• _SET EXERCISE_
Restate the full listing word for word and leave the pictures out.

(Entries with figure data)

## BEGIN

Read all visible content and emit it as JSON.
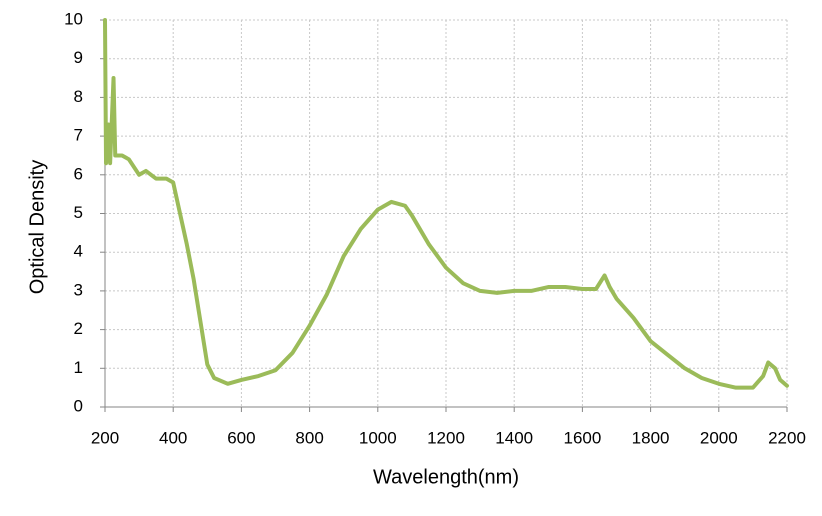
{
  "chart_data": {
    "type": "line",
    "xlabel": "Wavelength(nm)",
    "ylabel": "Optical Density",
    "x": [
      200,
      203,
      210,
      215,
      225,
      230,
      250,
      270,
      300,
      320,
      350,
      380,
      400,
      420,
      440,
      460,
      480,
      500,
      520,
      560,
      600,
      650,
      700,
      750,
      800,
      850,
      900,
      950,
      1000,
      1040,
      1080,
      1100,
      1150,
      1200,
      1250,
      1300,
      1350,
      1400,
      1450,
      1500,
      1550,
      1600,
      1640,
      1665,
      1680,
      1700,
      1750,
      1800,
      1850,
      1900,
      1950,
      2000,
      2050,
      2100,
      2130,
      2145,
      2165,
      2180,
      2200
    ],
    "series": [
      {
        "color": "#9bbb59",
        "values": [
          10,
          6.3,
          7.3,
          6.3,
          8.5,
          6.5,
          6.5,
          6.4,
          6.0,
          6.1,
          5.9,
          5.9,
          5.8,
          5.0,
          4.2,
          3.3,
          2.2,
          1.1,
          0.75,
          0.6,
          0.7,
          0.8,
          0.95,
          1.4,
          2.1,
          2.9,
          3.9,
          4.6,
          5.1,
          5.3,
          5.2,
          4.95,
          4.2,
          3.6,
          3.2,
          3.0,
          2.95,
          3.0,
          3.0,
          3.1,
          3.1,
          3.05,
          3.05,
          3.4,
          3.1,
          2.8,
          2.3,
          1.7,
          1.35,
          1.0,
          0.75,
          0.6,
          0.5,
          0.5,
          0.8,
          1.15,
          1.0,
          0.7,
          0.55
        ]
      }
    ],
    "xlim": [
      200,
      2200
    ],
    "xticks": [
      200,
      400,
      600,
      800,
      1000,
      1200,
      1400,
      1600,
      1800,
      2000,
      2200
    ],
    "ylim": [
      0,
      10
    ],
    "yticks": [
      0,
      1,
      2,
      3,
      4,
      5,
      6,
      7,
      8,
      9,
      10
    ],
    "grid": true
  }
}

## END

• _EXERCISE OUTPUT_
Read all visible content and emit it as JSON.
{
  "chart_data": {
    "type": "line",
    "xlabel": "Wavelength(nm)",
    "ylabel": "Optical Density",
    "x": [
      200,
      203,
      210,
      215,
      225,
      230,
      250,
      270,
      300,
      320,
      350,
      380,
      400,
      420,
      440,
      460,
      480,
      500,
      520,
      560,
      600,
      650,
      700,
      750,
      800,
      850,
      900,
      950,
      1000,
      1040,
      1080,
      1100,
      1150,
      1200,
      1250,
      1300,
      1350,
      1400,
      1450,
      1500,
      1550,
      1600,
      1640,
      1665,
      1680,
      1700,
      1750,
      1800,
      1850,
      1900,
      1950,
      2000,
      2050,
      2100,
      2130,
      2145,
      2165,
      2180,
      2200
    ],
    "series": [
      {
        "color": "#9bbb59",
        "values": [
          10,
          6.3,
          7.3,
          6.3,
          8.5,
          6.5,
          6.5,
          6.4,
          6.0,
          6.1,
          5.9,
          5.9,
          5.8,
          5.0,
          4.2,
          3.3,
          2.2,
          1.1,
          0.75,
          0.6,
          0.7,
          0.8,
          0.95,
          1.4,
          2.1,
          2.9,
          3.9,
          4.6,
          5.1,
          5.3,
          5.2,
          4.95,
          4.2,
          3.6,
          3.2,
          3.0,
          2.95,
          3.0,
          3.0,
          3.1,
          3.1,
          3.05,
          3.05,
          3.4,
          3.1,
          2.8,
          2.3,
          1.7,
          1.35,
          1.0,
          0.75,
          0.6,
          0.5,
          0.5,
          0.8,
          1.15,
          1.0,
          0.7,
          0.55
        ]
      }
    ],
    "xlim": [
      200,
      2200
    ],
    "xticks": [
      200,
      400,
      600,
      800,
      1000,
      1200,
      1400,
      1600,
      1800,
      2000,
      2200
    ],
    "ylim": [
      0,
      10
    ],
    "yticks": [
      0,
      1,
      2,
      3,
      4,
      5,
      6,
      7,
      8,
      9,
      10
    ],
    "grid": true
  }
}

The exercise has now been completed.